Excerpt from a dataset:
☆ ☆ ☆

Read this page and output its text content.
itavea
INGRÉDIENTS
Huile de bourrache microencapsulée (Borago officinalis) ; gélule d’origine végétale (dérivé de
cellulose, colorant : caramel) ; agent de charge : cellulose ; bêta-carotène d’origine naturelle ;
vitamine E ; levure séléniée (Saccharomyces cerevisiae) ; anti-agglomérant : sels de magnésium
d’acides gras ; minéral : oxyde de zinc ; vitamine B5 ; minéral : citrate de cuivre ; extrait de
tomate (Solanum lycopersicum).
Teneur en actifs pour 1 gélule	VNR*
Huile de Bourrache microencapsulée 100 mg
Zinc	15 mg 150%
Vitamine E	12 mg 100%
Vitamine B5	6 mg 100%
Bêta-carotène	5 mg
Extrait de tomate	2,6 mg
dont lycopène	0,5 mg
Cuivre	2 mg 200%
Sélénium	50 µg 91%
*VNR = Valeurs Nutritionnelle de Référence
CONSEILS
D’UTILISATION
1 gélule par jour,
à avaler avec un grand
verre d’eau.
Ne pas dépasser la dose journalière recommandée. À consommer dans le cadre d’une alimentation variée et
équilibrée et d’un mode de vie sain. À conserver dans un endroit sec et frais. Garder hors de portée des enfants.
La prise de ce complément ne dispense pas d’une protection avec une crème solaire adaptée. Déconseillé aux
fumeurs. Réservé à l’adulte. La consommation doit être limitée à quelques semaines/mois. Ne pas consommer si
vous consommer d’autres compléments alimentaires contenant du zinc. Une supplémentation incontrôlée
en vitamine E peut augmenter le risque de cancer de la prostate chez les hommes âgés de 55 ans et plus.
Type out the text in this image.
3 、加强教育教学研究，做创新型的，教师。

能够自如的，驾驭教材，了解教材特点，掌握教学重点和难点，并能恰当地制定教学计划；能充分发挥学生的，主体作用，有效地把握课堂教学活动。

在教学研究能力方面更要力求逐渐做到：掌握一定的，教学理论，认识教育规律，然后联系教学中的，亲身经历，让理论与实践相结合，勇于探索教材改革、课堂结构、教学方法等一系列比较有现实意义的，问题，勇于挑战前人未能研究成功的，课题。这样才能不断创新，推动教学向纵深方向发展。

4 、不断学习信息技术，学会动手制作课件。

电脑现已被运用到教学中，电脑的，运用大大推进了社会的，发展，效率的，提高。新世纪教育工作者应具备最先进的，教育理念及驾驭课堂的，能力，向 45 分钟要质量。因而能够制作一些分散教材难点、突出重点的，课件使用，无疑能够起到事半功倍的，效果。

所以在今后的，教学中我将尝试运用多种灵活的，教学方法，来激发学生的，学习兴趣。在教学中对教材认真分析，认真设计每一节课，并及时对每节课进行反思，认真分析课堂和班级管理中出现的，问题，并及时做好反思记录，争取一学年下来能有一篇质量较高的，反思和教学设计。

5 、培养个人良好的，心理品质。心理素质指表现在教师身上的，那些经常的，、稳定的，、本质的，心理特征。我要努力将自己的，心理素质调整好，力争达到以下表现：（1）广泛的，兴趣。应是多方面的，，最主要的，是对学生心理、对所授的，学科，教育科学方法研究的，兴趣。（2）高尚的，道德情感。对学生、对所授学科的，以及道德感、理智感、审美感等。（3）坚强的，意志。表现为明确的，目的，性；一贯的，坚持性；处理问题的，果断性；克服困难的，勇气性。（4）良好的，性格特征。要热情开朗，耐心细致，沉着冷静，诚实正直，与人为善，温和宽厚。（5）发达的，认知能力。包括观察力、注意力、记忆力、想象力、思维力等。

☆ ☆ ☆

Directions for this task:
Print the records once more, exactly as they were given.

Solution for this problem:
Read this page and output its text content.
itavea
INGRÉDIENTS
Huile de bourrache microencapsulée (Borago officinalis) ; gélule d’origine végétale (dérivé de
cellulose, colorant : caramel) ; agent de charge : cellulose ; bêta-carotène d’origine naturelle ;
vitamine E ; levure séléniée (Saccharomyces cerevisiae) ; anti-agglomérant : sels de magnésium
d’acides gras ; minéral : oxyde de zinc ; vitamine B5 ; minéral : citrate de cuivre ; extrait de
tomate (Solanum lycopersicum).
Teneur en actifs pour 1 gélule	VNR*
Huile de Bourrache microencapsulée 100 mg
Zinc	15 mg 150%
Vitamine E	12 mg 100%
Vitamine B5	6 mg 100%
Bêta-carotène	5 mg
Extrait de tomate	2,6 mg
dont lycopène	0,5 mg
Cuivre	2 mg 200%
Sélénium	50 µg 91%
*VNR = Valeurs Nutritionnelle de Référence
CONSEILS
D’UTILISATION
1 gélule par jour,
à avaler avec un grand
verre d’eau.
Ne pas dépasser la dose journalière recommandée. À consommer dans le cadre d’une alimentation variée et
équilibrée et d’un mode de vie sain. À conserver dans un endroit sec et frais. Garder hors de portée des enfants.
La prise de ce complément ne dispense pas d’une protection avec une crème solaire adaptée. Déconseillé aux
fumeurs. Réservé à l’adulte. La consommation doit être limitée à quelques semaines/mois. Ne pas consommer si
vous consommer d’autres compléments alimentaires contenant du zinc. Une supplémentation incontrôlée
en vitamine E peut augmenter le risque de cancer de la prostate chez les hommes âgés de 55 ans et plus.
Type out the text in this image.
3 、加强教育教学研究，做创新型的，教师。

能够自如的，驾驭教材，了解教材特点，掌握教学重点和难点，并能恰当地制定教学计划；能充分发挥学生的，主体作用，有效地把握课堂教学活动。

在教学研究能力方面更要力求逐渐做到：掌握一定的，教学理论，认识教育规律，然后联系教学中的，亲身经历，让理论与实践相结合，勇于探索教材改革、课堂结构、教学方法等一系列比较有现实意义的，问题，勇于挑战前人未能研究成功的，课题。这样才能不断创新，推动教学向纵深方向发展。

4 、不断学习信息技术，学会动手制作课件。

电脑现已被运用到教学中，电脑的，运用大大推进了社会的，发展，效率的，提高。新世纪教育工作者应具备最先进的，教育理念及驾驭课堂的，能力，向 45 分钟要质量。因而能够制作一些分散教材难点、突出重点的，课件使用，无疑能够起到事半功倍的，效果。

所以在今后的，教学中我将尝试运用多种灵活的，教学方法，来激发学生的，学习兴趣。在教学中对教材认真分析，认真设计每一节课，并及时对每节课进行反思，认真分析课堂和班级管理中出现的，问题，并及时做好反思记录，争取一学年下来能有一篇质量较高的，反思和教学设计。

5 、培养个人良好的，心理品质。心理素质指表现在教师身上的，那些经常的，、稳定的，、本质的，心理特征。我要努力将自己的，心理素质调整好，力争达到以下表现：（1）广泛的，兴趣。应是多方面的，，最主要的，是对学生心理、对所授的，学科，教育科学方法研究的，兴趣。（2）高尚的，道德情感。对学生、对所授学科的，以及道德感、理智感、审美感等。（3）坚强的，意志。表现为明确的，目的，性；一贯的，坚持性；处理问题的，果断性；克服困难的，勇气性。（4）良好的，性格特征。要热情开朗，耐心细致，沉着冷静，诚实正直，与人为善，温和宽厚。（5）发达的，认知能力。包括观察力、注意力、记忆力、想象力、思维力等。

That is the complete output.